Page extract:
Use Python Script Automation to fetch images from NASA

Oct 05, 2020 - 12 min read
Pratik Shukla
editor-page-cover

In the previous tutorial, we learned how to download images to our local machine using NASA’s API. That was cool, right?

We are going to take this one step further and learn how to send those images as attachments in email. Then we will automate that process using a task scheduler. Please note that to download the images from NASA’s API, we will use the same code from the the previous tutorial, so read through those basics before continuing here.

Today, we will cover:


Change Google settings

In this tutorial, we use Google’s Gmail service and the SMTP (Simple Mail Transfer Protocol) to send emails. But Google may not allow us to do so for security reasons. So, first of all we need to change our security settings on our Google account.

You can change these settings by logging into your Google account and then navigating to the security settings.


1. Disable the 2 step verification


2. Allow access to less secure apps


How to send today’s astronomy picture by email

Our goal is to download Astronomy Picture of the Day (APOD) using the NASA API like we did in the previous tutorial. But instead of displaying it on the notebook, we are will send it to an email address. After downloading the image to our local machine, we are going to use SMTP module to send it to our email.

Let’s see how it’s done.


Step 1: Import required libraries

#Import required libraries:
import nasapy
from datetime import datetime
import urllib.request
import smtplib 
from email.mime.multipart import MIMEMultipart 
from email.mime.text import MIMEText 
from email.mime.base import MIMEBase 
from email import encoders
  • nasapy: We use the nasapy library to access the information provided by NASA API.
  • datetime: To get a date in a specific format, we’ll use a datetime library.
  • urllib: The image we get from NASA API will be in a form of a URL.

The tasks:
**1)** Retype the passage of the NASA email tutorial from "Step 1: Import" up to and including "form of a URL.", keeping every character unchanged.
**2)** Render the rows from the first line up to and including the line with "text-run: I, p." as a JSON list of strings, one string per line, with blank lines omitted.

Given records:
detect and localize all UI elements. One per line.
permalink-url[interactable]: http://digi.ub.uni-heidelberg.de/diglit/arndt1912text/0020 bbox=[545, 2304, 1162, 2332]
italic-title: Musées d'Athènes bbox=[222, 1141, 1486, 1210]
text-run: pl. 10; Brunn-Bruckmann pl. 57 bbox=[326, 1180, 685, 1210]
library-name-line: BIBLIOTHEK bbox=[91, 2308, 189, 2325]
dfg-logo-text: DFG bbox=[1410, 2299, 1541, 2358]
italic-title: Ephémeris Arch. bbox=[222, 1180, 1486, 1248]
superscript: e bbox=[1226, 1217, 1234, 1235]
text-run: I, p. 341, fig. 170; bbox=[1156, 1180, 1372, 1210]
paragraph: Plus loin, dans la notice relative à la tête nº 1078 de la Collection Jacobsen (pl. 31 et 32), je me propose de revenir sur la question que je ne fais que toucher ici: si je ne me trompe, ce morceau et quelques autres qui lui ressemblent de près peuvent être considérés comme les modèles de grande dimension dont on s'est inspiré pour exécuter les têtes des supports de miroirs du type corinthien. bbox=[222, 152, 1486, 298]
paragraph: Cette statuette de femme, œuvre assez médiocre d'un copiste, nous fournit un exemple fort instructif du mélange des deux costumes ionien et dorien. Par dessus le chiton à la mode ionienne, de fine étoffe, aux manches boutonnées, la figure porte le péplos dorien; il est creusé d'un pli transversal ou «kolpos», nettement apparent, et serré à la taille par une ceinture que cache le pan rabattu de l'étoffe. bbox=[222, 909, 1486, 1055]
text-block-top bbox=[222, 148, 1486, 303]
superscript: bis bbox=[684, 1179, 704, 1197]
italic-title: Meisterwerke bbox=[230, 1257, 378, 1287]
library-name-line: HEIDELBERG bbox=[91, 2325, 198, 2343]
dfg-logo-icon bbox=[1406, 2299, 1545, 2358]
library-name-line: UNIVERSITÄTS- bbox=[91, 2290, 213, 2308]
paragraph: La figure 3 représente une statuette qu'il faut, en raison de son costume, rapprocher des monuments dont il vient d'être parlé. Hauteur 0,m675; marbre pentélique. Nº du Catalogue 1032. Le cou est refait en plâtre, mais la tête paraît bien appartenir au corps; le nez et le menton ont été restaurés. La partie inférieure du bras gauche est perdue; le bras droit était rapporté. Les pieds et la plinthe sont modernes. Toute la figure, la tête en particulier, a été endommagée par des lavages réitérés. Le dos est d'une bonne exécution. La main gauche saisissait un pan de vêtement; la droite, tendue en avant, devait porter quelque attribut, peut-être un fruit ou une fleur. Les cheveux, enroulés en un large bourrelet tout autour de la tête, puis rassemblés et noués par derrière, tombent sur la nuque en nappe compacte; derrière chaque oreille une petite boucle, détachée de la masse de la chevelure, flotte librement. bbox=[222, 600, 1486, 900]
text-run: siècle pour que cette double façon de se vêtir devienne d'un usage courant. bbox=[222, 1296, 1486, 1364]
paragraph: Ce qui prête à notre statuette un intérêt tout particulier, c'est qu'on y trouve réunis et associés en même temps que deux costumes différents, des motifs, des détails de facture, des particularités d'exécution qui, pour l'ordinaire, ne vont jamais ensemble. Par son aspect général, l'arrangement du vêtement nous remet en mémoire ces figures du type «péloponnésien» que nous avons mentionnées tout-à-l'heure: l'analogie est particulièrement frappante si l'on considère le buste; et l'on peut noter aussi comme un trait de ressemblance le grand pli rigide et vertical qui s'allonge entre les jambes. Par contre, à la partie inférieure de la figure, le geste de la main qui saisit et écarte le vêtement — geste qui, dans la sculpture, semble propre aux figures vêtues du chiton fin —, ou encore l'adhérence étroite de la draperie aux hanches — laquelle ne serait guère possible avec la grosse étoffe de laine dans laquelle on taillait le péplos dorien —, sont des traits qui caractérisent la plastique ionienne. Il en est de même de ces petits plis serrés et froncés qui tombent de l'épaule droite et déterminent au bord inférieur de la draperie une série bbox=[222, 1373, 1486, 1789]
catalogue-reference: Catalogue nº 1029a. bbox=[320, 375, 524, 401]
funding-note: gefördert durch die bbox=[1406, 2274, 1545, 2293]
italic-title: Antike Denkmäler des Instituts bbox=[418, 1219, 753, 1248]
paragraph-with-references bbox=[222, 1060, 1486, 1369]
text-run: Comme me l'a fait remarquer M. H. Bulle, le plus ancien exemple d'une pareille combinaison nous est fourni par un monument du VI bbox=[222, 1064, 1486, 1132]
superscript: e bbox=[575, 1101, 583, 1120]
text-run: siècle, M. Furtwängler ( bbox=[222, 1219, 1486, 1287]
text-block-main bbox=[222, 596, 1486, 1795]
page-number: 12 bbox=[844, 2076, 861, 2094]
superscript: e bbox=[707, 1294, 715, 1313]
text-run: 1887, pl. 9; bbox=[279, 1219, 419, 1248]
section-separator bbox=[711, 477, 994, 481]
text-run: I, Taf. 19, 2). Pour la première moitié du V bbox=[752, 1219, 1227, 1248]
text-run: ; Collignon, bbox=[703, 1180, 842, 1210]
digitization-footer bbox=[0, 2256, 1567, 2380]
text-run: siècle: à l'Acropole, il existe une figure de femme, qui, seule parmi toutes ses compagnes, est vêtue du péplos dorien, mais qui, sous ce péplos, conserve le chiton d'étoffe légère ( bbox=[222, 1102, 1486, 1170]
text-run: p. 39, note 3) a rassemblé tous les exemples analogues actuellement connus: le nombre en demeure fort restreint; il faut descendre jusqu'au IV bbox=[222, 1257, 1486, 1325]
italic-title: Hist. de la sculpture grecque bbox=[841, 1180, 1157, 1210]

Task-by-task solutions:
**1)**
Step 1: Import required libraries

#Import required libraries:
import nasapy
from datetime import datetime
import urllib.request
import smtplib 
from email.mime.multipart import MIMEMultipart 
from email.mime.text import MIMEText 
from email.mime.base import MIMEBase 
from email import encoders
  • nasapy: We use the nasapy library to access the information provided by NASA API.
  • datetime: To get a date in a specific format, we’ll use a datetime library.
  • urllib: The image we get from NASA API will be in a form of a URL.

**2)**
[
  "detect and localize all UI elements. One per line.",
  "permalink-url[interactable]: http://digi.ub.uni-heidelberg.de/diglit/arndt1912text/0020 bbox=[545, 2304, 1162, 2332]",
  "italic-title: Musées d'Athènes bbox=[222, 1141, 1486, 1210]",
  "text-run: pl. 10; Brunn-Bruckmann pl. 57 bbox=[326, 1180, 685, 1210]",
  "library-name-line: BIBLIOTHEK bbox=[91, 2308, 189, 2325]",
  "dfg-logo-text: DFG bbox=[1410, 2299, 1541, 2358]",
  "italic-title: Ephémeris Arch. bbox=[222, 1180, 1486, 1248]",
  "superscript: e bbox=[1226, 1217, 1234, 1235]",
  "text-run: I, p. 341, fig. 170; bbox=[1156, 1180, 1372, 1210]"
]